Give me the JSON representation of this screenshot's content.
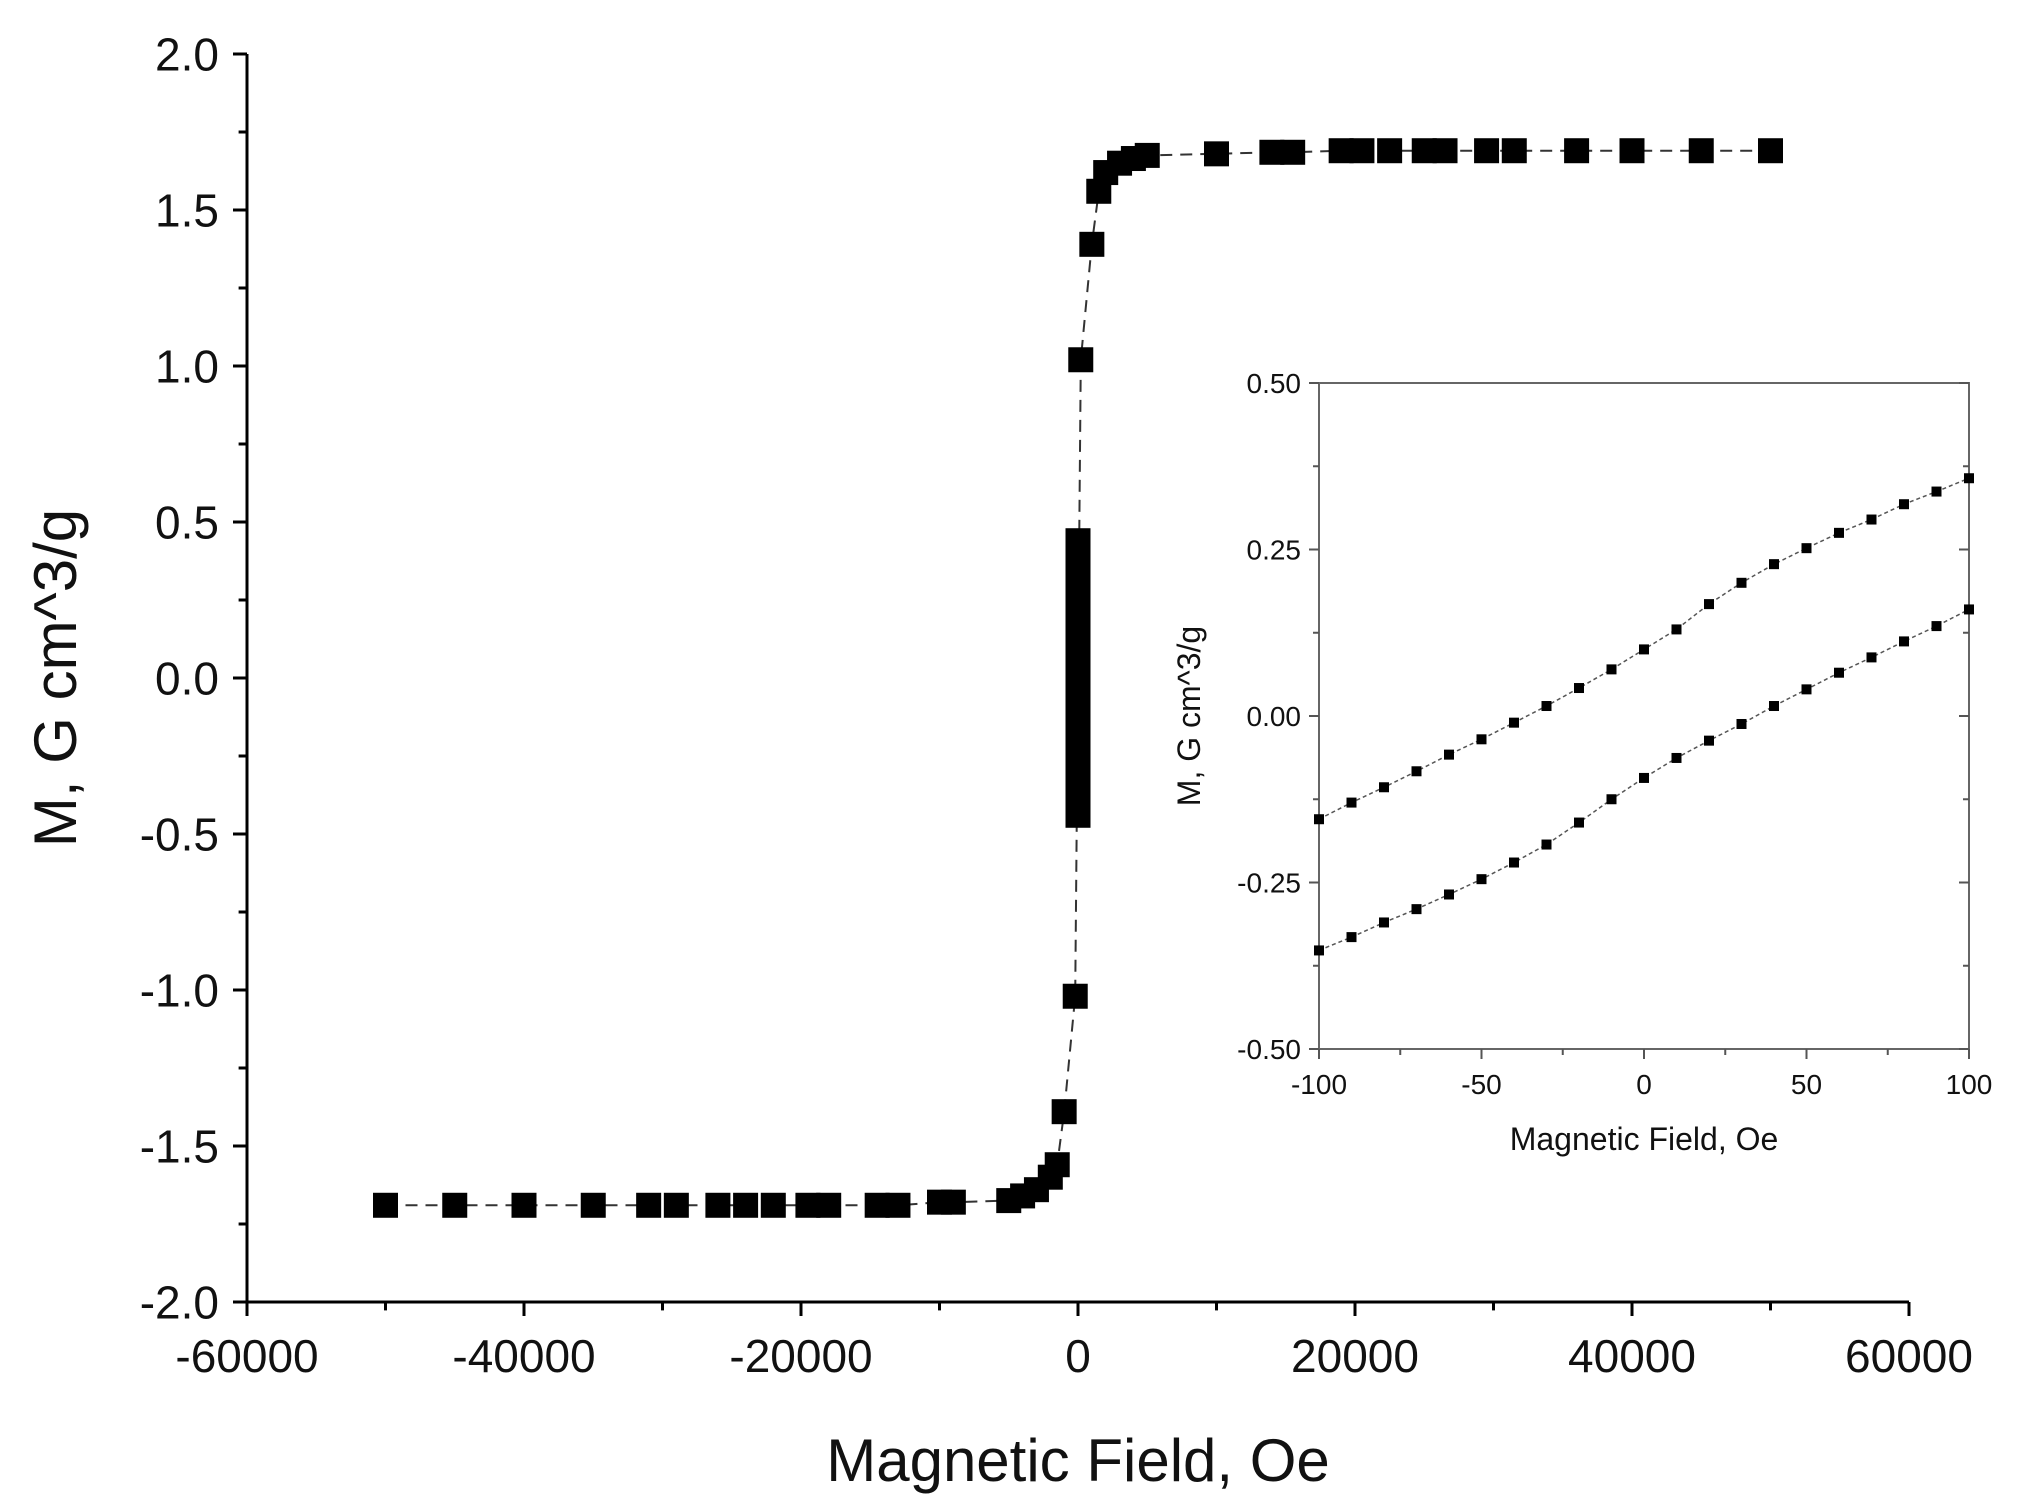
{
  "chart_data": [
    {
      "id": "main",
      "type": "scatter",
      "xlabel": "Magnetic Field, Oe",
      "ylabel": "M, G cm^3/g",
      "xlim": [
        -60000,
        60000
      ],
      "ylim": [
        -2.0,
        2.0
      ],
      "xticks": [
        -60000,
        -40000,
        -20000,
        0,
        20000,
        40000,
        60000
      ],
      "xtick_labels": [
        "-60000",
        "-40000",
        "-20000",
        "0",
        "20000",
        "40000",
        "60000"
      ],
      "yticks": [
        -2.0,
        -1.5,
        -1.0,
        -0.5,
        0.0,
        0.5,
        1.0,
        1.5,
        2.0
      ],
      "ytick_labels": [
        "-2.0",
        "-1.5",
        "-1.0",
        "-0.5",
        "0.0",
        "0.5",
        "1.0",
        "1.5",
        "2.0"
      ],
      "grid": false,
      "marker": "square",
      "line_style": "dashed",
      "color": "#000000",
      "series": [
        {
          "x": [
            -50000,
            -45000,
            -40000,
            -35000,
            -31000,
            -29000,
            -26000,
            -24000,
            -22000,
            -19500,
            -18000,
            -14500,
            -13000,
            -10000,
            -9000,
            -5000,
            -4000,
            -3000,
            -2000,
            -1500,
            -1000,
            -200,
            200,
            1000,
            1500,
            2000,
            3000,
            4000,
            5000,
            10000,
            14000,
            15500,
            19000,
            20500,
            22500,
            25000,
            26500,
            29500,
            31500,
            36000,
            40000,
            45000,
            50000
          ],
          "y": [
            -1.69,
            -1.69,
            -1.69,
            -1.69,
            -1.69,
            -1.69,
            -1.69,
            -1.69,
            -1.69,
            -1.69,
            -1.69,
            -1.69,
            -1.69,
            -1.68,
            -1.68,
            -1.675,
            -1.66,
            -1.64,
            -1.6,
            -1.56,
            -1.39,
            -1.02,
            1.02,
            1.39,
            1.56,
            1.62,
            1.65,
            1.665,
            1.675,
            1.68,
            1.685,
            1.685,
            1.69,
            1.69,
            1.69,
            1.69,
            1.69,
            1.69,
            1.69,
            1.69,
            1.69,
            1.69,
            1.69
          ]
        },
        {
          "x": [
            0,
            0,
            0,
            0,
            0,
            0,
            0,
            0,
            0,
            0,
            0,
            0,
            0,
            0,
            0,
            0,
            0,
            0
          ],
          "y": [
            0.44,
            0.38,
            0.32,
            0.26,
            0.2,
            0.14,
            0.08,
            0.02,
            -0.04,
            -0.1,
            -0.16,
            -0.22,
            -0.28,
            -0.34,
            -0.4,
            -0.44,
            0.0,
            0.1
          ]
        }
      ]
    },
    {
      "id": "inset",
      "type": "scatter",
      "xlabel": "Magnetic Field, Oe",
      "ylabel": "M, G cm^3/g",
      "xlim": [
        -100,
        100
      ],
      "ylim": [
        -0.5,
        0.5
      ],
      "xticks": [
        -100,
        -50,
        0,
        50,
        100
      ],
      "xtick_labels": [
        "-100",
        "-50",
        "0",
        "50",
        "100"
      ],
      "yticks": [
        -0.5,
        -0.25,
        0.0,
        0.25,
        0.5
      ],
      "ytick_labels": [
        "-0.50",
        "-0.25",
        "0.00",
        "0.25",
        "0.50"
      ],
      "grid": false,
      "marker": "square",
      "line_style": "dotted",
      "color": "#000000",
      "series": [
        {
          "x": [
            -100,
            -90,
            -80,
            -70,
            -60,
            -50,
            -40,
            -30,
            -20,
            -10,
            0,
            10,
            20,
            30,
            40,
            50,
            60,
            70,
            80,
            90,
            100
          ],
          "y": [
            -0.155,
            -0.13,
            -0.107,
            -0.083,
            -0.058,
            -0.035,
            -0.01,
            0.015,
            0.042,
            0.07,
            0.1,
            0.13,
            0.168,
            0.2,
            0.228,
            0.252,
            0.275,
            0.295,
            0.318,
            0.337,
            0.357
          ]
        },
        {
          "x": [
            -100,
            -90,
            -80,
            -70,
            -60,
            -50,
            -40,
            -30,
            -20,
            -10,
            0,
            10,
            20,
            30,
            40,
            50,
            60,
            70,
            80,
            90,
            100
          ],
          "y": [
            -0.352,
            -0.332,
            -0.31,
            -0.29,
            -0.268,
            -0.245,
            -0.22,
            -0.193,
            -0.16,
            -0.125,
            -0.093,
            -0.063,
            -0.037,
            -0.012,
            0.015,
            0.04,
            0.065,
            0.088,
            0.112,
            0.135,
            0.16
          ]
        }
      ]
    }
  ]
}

-*-*-

Problem statement: Reproduce all of the material exactly, apart from the pictures.

Solution to this task:
Give me the JSON representation of this screenshot's content.
{
  "chart_data": [
    {
      "id": "main",
      "type": "scatter",
      "xlabel": "Magnetic Field, Oe",
      "ylabel": "M, G cm^3/g",
      "xlim": [
        -60000,
        60000
      ],
      "ylim": [
        -2.0,
        2.0
      ],
      "xticks": [
        -60000,
        -40000,
        -20000,
        0,
        20000,
        40000,
        60000
      ],
      "xtick_labels": [
        "-60000",
        "-40000",
        "-20000",
        "0",
        "20000",
        "40000",
        "60000"
      ],
      "yticks": [
        -2.0,
        -1.5,
        -1.0,
        -0.5,
        0.0,
        0.5,
        1.0,
        1.5,
        2.0
      ],
      "ytick_labels": [
        "-2.0",
        "-1.5",
        "-1.0",
        "-0.5",
        "0.0",
        "0.5",
        "1.0",
        "1.5",
        "2.0"
      ],
      "grid": false,
      "marker": "square",
      "line_style": "dashed",
      "color": "#000000",
      "series": [
        {
          "x": [
            -50000,
            -45000,
            -40000,
            -35000,
            -31000,
            -29000,
            -26000,
            -24000,
            -22000,
            -19500,
            -18000,
            -14500,
            -13000,
            -10000,
            -9000,
            -5000,
            -4000,
            -3000,
            -2000,
            -1500,
            -1000,
            -200,
            200,
            1000,
            1500,
            2000,
            3000,
            4000,
            5000,
            10000,
            14000,
            15500,
            19000,
            20500,
            22500,
            25000,
            26500,
            29500,
            31500,
            36000,
            40000,
            45000,
            50000
          ],
          "y": [
            -1.69,
            -1.69,
            -1.69,
            -1.69,
            -1.69,
            -1.69,
            -1.69,
            -1.69,
            -1.69,
            -1.69,
            -1.69,
            -1.69,
            -1.69,
            -1.68,
            -1.68,
            -1.675,
            -1.66,
            -1.64,
            -1.6,
            -1.56,
            -1.39,
            -1.02,
            1.02,
            1.39,
            1.56,
            1.62,
            1.65,
            1.665,
            1.675,
            1.68,
            1.685,
            1.685,
            1.69,
            1.69,
            1.69,
            1.69,
            1.69,
            1.69,
            1.69,
            1.69,
            1.69,
            1.69,
            1.69
          ]
        },
        {
          "x": [
            0,
            0,
            0,
            0,
            0,
            0,
            0,
            0,
            0,
            0,
            0,
            0,
            0,
            0,
            0,
            0,
            0,
            0
          ],
          "y": [
            0.44,
            0.38,
            0.32,
            0.26,
            0.2,
            0.14,
            0.08,
            0.02,
            -0.04,
            -0.1,
            -0.16,
            -0.22,
            -0.28,
            -0.34,
            -0.4,
            -0.44,
            0.0,
            0.1
          ]
        }
      ]
    },
    {
      "id": "inset",
      "type": "scatter",
      "xlabel": "Magnetic Field, Oe",
      "ylabel": "M, G cm^3/g",
      "xlim": [
        -100,
        100
      ],
      "ylim": [
        -0.5,
        0.5
      ],
      "xticks": [
        -100,
        -50,
        0,
        50,
        100
      ],
      "xtick_labels": [
        "-100",
        "-50",
        "0",
        "50",
        "100"
      ],
      "yticks": [
        -0.5,
        -0.25,
        0.0,
        0.25,
        0.5
      ],
      "ytick_labels": [
        "-0.50",
        "-0.25",
        "0.00",
        "0.25",
        "0.50"
      ],
      "grid": false,
      "marker": "square",
      "line_style": "dotted",
      "color": "#000000",
      "series": [
        {
          "x": [
            -100,
            -90,
            -80,
            -70,
            -60,
            -50,
            -40,
            -30,
            -20,
            -10,
            0,
            10,
            20,
            30,
            40,
            50,
            60,
            70,
            80,
            90,
            100
          ],
          "y": [
            -0.155,
            -0.13,
            -0.107,
            -0.083,
            -0.058,
            -0.035,
            -0.01,
            0.015,
            0.042,
            0.07,
            0.1,
            0.13,
            0.168,
            0.2,
            0.228,
            0.252,
            0.275,
            0.295,
            0.318,
            0.337,
            0.357
          ]
        },
        {
          "x": [
            -100,
            -90,
            -80,
            -70,
            -60,
            -50,
            -40,
            -30,
            -20,
            -10,
            0,
            10,
            20,
            30,
            40,
            50,
            60,
            70,
            80,
            90,
            100
          ],
          "y": [
            -0.352,
            -0.332,
            -0.31,
            -0.29,
            -0.268,
            -0.245,
            -0.22,
            -0.193,
            -0.16,
            -0.125,
            -0.093,
            -0.063,
            -0.037,
            -0.012,
            0.015,
            0.04,
            0.065,
            0.088,
            0.112,
            0.135,
            0.16
          ]
        }
      ]
    }
  ]
}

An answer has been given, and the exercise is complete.